[R] Reading large files

Gabor Grothendieck ggrothendieck at gmail.com
Sat Feb 6 23:28:04 CET 2010


The software attempts to read the registry and temporarily augment the
path in case you have Rtools installed so that the filter can access
all the tools that Rtools provides.  I am not sure why its failing on
your system but there is evidently some differences between systems
here and I have added some code to trap and bypass that portion in
case it fails.  I have added the new version to the svn repository so
try this:

library(sqldf)
# overwrite with development version
source("http://sqldf.googlecode.com/svn/trunk/R/sqldf.R")
# your code to call read.csv.sql


On Sat, Feb 6, 2010 at 5:18 PM, Vadlamani, Satish {FLNA}
<SATISH.VADLAMANI at fritolay.com> wrote:
>
> Gabor:
> Here is the update. As you can see, I got the same error as below in 1.
>
> 1. Error
>  test_df <- read.csv.sql(file="out_small.txt", sql = "select * from file", header = TRUE, sep = ",", filter="perl parse_3wkout.pl", eol="\n")
══════
Directions for this task — Can you write out the mailing-list post verbatim between "The software attempts" and "library(sqldf)", inclusive? The data that comes next is separate from the mailing-list post.

Information shown —
══════
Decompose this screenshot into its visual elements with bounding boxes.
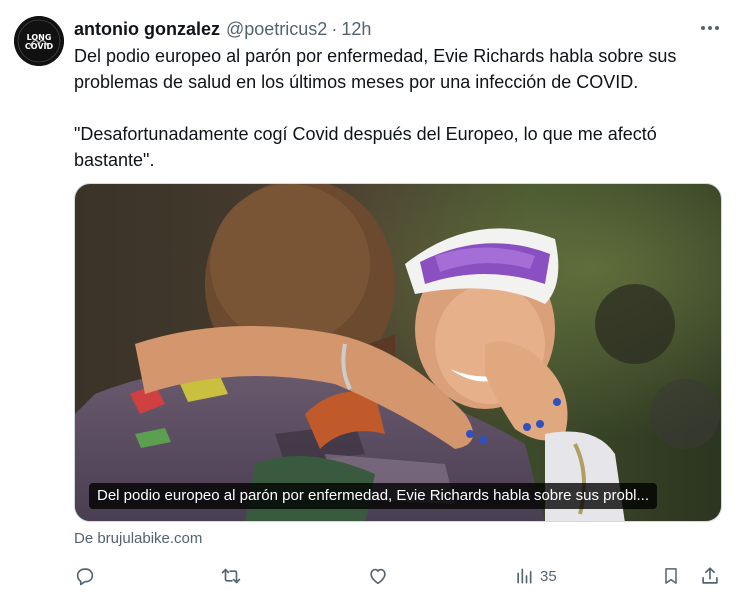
══════
The result —
The software attempts to read the registry and temporarily augment the
path in case you have Rtools installed so that the filter can access
all the tools that Rtools provides.  I am not sure why its failing on
your system but there is evidently some differences between systems
here and I have added some code to trap and bypass that portion in
case it fails.  I have added the new version to the svn repository so
try this:

library(sqldf)